■ Records supplied:
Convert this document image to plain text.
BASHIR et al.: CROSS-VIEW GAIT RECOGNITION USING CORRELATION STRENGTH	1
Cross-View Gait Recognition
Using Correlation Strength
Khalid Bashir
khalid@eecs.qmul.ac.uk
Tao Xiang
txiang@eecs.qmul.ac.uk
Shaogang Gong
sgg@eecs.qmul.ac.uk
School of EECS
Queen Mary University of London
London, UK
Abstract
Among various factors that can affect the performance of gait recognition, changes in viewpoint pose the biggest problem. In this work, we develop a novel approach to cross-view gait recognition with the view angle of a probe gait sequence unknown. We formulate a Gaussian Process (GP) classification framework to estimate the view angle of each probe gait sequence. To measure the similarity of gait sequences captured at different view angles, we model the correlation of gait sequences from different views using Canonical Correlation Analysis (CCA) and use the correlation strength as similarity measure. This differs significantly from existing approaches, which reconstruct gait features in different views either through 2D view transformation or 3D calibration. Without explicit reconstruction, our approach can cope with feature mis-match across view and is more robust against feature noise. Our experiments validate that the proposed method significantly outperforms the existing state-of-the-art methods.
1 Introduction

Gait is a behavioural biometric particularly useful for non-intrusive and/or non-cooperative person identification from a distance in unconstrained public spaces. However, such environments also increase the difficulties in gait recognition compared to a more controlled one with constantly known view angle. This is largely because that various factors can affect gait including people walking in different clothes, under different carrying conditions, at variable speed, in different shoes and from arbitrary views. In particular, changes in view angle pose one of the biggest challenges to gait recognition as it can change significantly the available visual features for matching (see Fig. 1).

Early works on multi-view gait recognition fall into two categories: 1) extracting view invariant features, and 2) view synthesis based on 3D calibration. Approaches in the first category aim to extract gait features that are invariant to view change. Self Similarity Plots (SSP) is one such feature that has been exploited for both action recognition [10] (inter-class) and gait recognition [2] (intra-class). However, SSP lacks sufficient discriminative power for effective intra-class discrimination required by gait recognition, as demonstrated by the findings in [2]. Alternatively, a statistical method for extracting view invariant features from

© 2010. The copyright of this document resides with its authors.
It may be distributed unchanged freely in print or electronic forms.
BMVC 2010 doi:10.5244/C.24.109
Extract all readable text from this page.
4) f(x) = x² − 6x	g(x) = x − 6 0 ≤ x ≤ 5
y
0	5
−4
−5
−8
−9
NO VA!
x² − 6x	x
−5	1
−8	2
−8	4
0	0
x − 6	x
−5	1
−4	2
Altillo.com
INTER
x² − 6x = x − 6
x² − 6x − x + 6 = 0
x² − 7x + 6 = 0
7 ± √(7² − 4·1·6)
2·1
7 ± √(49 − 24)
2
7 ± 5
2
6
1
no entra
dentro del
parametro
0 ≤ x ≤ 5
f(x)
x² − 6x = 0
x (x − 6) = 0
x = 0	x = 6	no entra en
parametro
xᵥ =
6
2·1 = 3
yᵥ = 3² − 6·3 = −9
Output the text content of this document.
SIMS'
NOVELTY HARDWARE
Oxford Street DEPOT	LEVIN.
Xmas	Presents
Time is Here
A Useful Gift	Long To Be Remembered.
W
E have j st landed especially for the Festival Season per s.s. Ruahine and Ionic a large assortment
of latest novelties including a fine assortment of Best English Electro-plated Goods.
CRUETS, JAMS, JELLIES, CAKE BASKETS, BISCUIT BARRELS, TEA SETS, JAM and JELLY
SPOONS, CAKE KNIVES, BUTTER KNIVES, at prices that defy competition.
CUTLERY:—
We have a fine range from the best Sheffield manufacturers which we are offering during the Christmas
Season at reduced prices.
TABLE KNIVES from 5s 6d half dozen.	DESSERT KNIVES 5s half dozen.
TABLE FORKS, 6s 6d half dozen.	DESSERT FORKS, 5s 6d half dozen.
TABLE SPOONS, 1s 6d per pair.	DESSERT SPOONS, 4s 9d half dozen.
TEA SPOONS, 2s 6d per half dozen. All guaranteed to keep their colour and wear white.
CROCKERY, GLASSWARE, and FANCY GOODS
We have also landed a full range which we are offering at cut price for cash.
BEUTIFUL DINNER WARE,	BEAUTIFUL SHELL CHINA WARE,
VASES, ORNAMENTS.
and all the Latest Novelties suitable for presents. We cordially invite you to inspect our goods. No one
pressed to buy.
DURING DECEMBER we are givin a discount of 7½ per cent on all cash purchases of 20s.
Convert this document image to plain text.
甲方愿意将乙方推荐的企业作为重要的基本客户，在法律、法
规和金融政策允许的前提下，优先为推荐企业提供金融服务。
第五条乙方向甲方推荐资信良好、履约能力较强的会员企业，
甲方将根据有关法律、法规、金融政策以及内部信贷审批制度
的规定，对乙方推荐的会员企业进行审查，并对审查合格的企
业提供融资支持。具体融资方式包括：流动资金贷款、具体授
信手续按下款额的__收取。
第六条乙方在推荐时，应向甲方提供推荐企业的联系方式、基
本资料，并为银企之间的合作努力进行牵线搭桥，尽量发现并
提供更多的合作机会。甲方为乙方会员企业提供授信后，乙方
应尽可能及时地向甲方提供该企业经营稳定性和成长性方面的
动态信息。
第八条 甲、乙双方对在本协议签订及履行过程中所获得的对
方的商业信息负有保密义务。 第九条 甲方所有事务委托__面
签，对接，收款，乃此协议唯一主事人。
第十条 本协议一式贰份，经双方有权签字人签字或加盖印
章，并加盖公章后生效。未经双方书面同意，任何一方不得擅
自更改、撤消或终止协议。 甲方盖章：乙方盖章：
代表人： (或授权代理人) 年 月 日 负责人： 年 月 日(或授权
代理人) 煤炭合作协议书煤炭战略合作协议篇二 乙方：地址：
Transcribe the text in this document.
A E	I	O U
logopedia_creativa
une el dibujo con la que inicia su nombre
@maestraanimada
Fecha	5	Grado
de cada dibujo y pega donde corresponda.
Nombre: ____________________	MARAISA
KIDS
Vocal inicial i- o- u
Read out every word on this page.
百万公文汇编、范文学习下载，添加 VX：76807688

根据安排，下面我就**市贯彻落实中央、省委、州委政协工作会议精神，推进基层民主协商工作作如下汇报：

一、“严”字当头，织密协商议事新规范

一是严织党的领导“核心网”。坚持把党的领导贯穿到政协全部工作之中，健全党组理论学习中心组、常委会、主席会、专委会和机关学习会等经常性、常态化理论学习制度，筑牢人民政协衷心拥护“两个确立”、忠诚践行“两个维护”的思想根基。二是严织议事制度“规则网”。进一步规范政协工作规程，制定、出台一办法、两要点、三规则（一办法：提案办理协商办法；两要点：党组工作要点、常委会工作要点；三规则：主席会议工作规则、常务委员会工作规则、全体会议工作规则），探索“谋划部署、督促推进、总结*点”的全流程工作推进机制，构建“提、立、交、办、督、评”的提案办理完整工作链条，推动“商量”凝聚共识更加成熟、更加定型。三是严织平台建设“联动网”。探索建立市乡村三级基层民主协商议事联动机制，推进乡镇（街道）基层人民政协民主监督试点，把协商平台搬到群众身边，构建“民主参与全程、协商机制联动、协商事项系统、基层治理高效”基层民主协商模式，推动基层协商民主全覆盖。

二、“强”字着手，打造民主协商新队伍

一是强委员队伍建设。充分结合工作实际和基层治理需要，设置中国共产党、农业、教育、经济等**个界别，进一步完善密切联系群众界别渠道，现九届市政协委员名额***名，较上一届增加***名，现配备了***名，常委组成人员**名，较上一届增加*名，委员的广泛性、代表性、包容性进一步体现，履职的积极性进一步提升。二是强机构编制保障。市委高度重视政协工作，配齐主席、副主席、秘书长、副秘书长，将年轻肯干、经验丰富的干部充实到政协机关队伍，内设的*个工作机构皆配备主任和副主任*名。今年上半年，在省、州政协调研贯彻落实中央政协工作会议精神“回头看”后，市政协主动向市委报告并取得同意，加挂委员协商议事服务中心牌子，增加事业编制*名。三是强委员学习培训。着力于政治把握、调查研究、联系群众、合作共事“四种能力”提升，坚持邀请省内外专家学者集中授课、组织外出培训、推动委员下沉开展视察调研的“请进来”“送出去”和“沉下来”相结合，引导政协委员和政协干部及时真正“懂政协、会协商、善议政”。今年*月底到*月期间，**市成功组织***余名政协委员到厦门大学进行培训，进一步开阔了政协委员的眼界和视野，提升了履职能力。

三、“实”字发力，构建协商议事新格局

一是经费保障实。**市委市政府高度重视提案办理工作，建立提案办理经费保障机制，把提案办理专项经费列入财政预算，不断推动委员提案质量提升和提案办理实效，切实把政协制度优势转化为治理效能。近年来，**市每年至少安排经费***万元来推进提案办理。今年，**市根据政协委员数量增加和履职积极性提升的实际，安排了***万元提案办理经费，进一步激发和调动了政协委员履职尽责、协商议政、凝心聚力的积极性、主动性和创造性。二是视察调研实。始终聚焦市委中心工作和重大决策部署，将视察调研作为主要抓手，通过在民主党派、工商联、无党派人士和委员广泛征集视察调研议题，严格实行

■ What this task involves: Within the listing above, find every line containing the string "text" and return it.

■ Result:
Convert this document image to plain text.
Extract all readable text from this page.
Output the text content of this document.
Convert this document image to plain text.
Transcribe the text in this document.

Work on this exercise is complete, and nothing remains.